▸ **WHAT THE TASK REQUIRES**:
Return all of the entries word for word, but omit the pictures they contain.

▸ **Records excerpted from a collection**:
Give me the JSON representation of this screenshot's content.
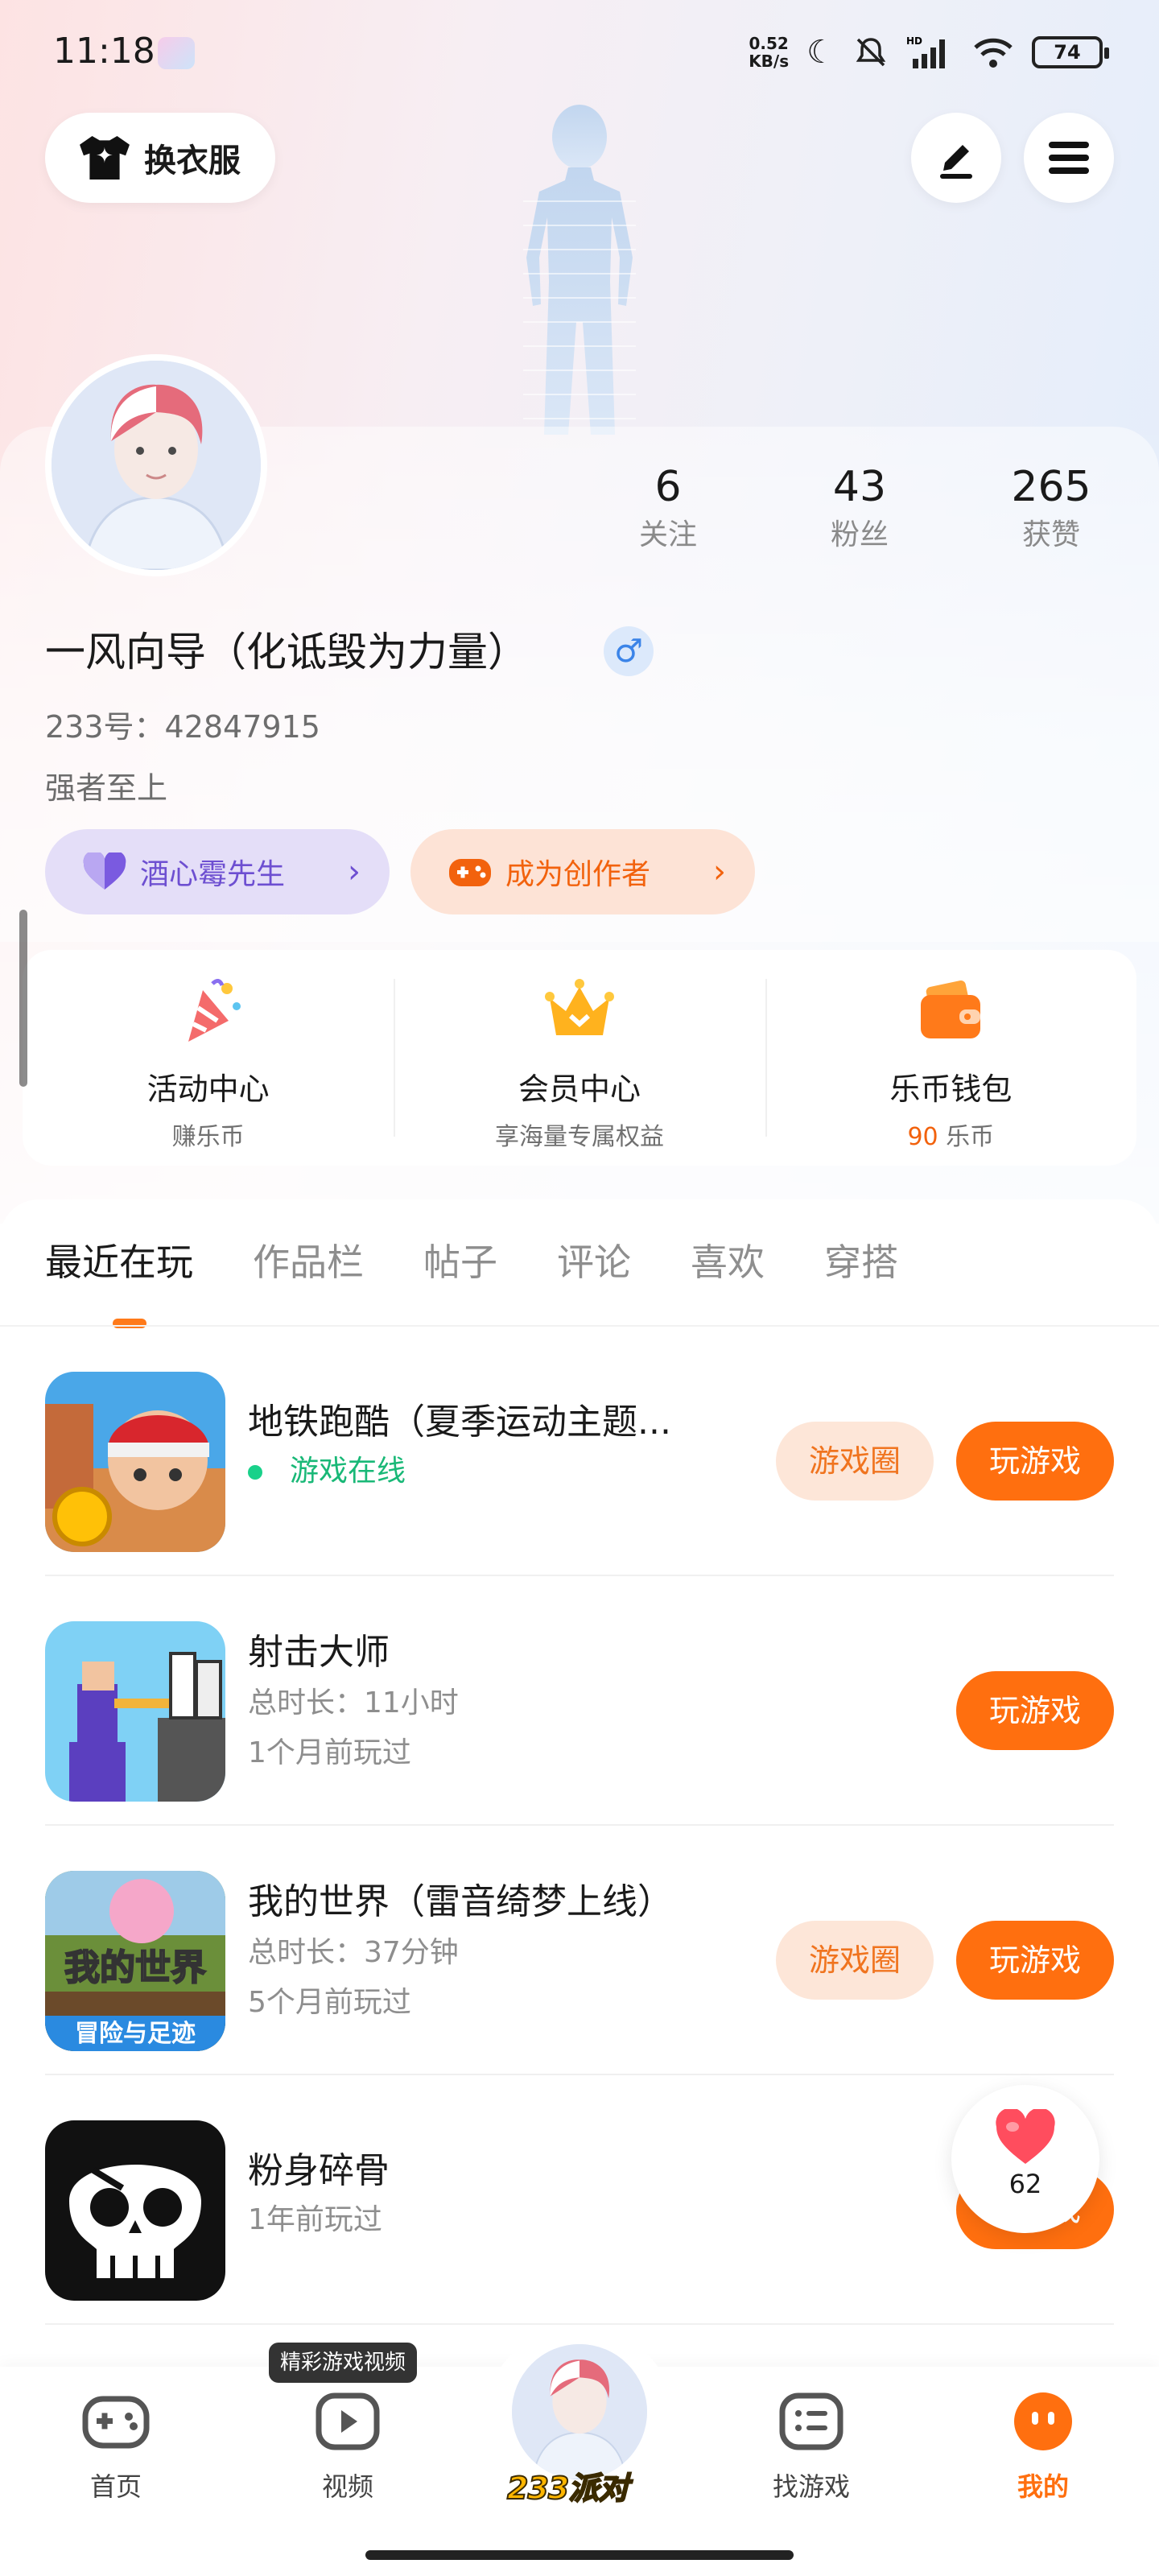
{
  "status_bar": {
    "time": "11:18",
    "net_speed_value": "0.52",
    "net_speed_unit": "KB/s",
    "signal_label": "HD",
    "battery": "74"
  },
  "header": {
    "outfit_label": "换衣服"
  },
  "profile": {
    "stats": [
      {
        "value": "6",
        "label": "关注"
      },
      {
        "value": "43",
        "label": "粉丝"
      },
      {
        "value": "265",
        "label": "获赞"
      }
    ],
    "name": "一风向导（化诋毁为力量）",
    "gender_symbol": "♂",
    "uid": "233号：42847915",
    "motto": "强者至上",
    "fan_badge": "酒心霉先生",
    "creator_badge": "成为创作者"
  },
  "quick_entries": [
    {
      "title": "活动中心",
      "sub": "赚乐币"
    },
    {
      "title": "会员中心",
      "sub": "享海量专属权益"
    },
    {
      "title": "乐币钱包",
      "coins": "90",
      "sub": " 乐币"
    }
  ],
  "tabs": [
    "最近在玩",
    "作品栏",
    "帖子",
    "评论",
    "喜欢",
    "穿搭"
  ],
  "games": [
    {
      "title": "地铁跑酷（夏季运动主题...",
      "status": "游戏在线",
      "circle_btn": "游戏圈",
      "play_btn": "玩游戏"
    },
    {
      "title": "射击大师",
      "duration": "总时长：11小时",
      "last_played": "1个月前玩过",
      "play_btn": "玩游戏"
    },
    {
      "title": "我的世界（雷音绮梦上线）",
      "duration": "总时长：37分钟",
      "last_played": "5个月前玩过",
      "circle_btn": "游戏圈",
      "play_btn": "玩游戏"
    },
    {
      "title": "粉身碎骨",
      "last_played": "1年前玩过",
      "play_btn": "玩游戏"
    }
  ],
  "like_count": "62",
  "bottom_nav": {
    "tooltip": "精彩游戏视频",
    "items": [
      "首页",
      "视频",
      "找游戏",
      "我的"
    ],
    "center_logo": "233派对"
  },
  "colors": {
    "accent": "#ff6f0f",
    "online": "#19b877",
    "fan_badge": "#6d4fd1"
  }
}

▸ **EXPECTED OUTPUT**:
Give me the JSON representation of this screenshot's content.
{
  "status_bar": {
    "time": "11:18",
    "net_speed_value": "0.52",
    "net_speed_unit": "KB/s",
    "signal_label": "HD",
    "battery": "74"
  },
  "header": {
    "outfit_label": "换衣服"
  },
  "profile": {
    "stats": [
      {
        "value": "6",
        "label": "关注"
      },
      {
        "value": "43",
        "label": "粉丝"
      },
      {
        "value": "265",
        "label": "获赞"
      }
    ],
    "name": "一风向导（化诋毁为力量）",
    "gender_symbol": "♂",
    "uid": "233号：42847915",
    "motto": "强者至上",
    "fan_badge": "酒心霉先生",
    "creator_badge": "成为创作者"
  },
  "quick_entries": [
    {
      "title": "活动中心",
      "sub": "赚乐币"
    },
    {
      "title": "会员中心",
      "sub": "享海量专属权益"
    },
    {
      "title": "乐币钱包",
      "coins": "90",
      "sub": " 乐币"
    }
  ],
  "tabs": [
    "最近在玩",
    "作品栏",
    "帖子",
    "评论",
    "喜欢",
    "穿搭"
  ],
  "games": [
    {
      "title": "地铁跑酷（夏季运动主题...",
      "status": "游戏在线",
      "circle_btn": "游戏圈",
      "play_btn": "玩游戏"
    },
    {
      "title": "射击大师",
      "duration": "总时长：11小时",
      "last_played": "1个月前玩过",
      "play_btn": "玩游戏"
    },
    {
      "title": "我的世界（雷音绮梦上线）",
      "duration": "总时长：37分钟",
      "last_played": "5个月前玩过",
      "circle_btn": "游戏圈",
      "play_btn": "玩游戏"
    },
    {
      "title": "粉身碎骨",
      "last_played": "1年前玩过",
      "play_btn": "玩游戏"
    }
  ],
  "like_count": "62",
  "bottom_nav": {
    "tooltip": "精彩游戏视频",
    "items": [
      "首页",
      "视频",
      "找游戏",
      "我的"
    ],
    "center_logo": "233派对"
  },
  "colors": {
    "accent": "#ff6f0f",
    "online": "#19b877",
    "fan_badge": "#6d4fd1"
  }
}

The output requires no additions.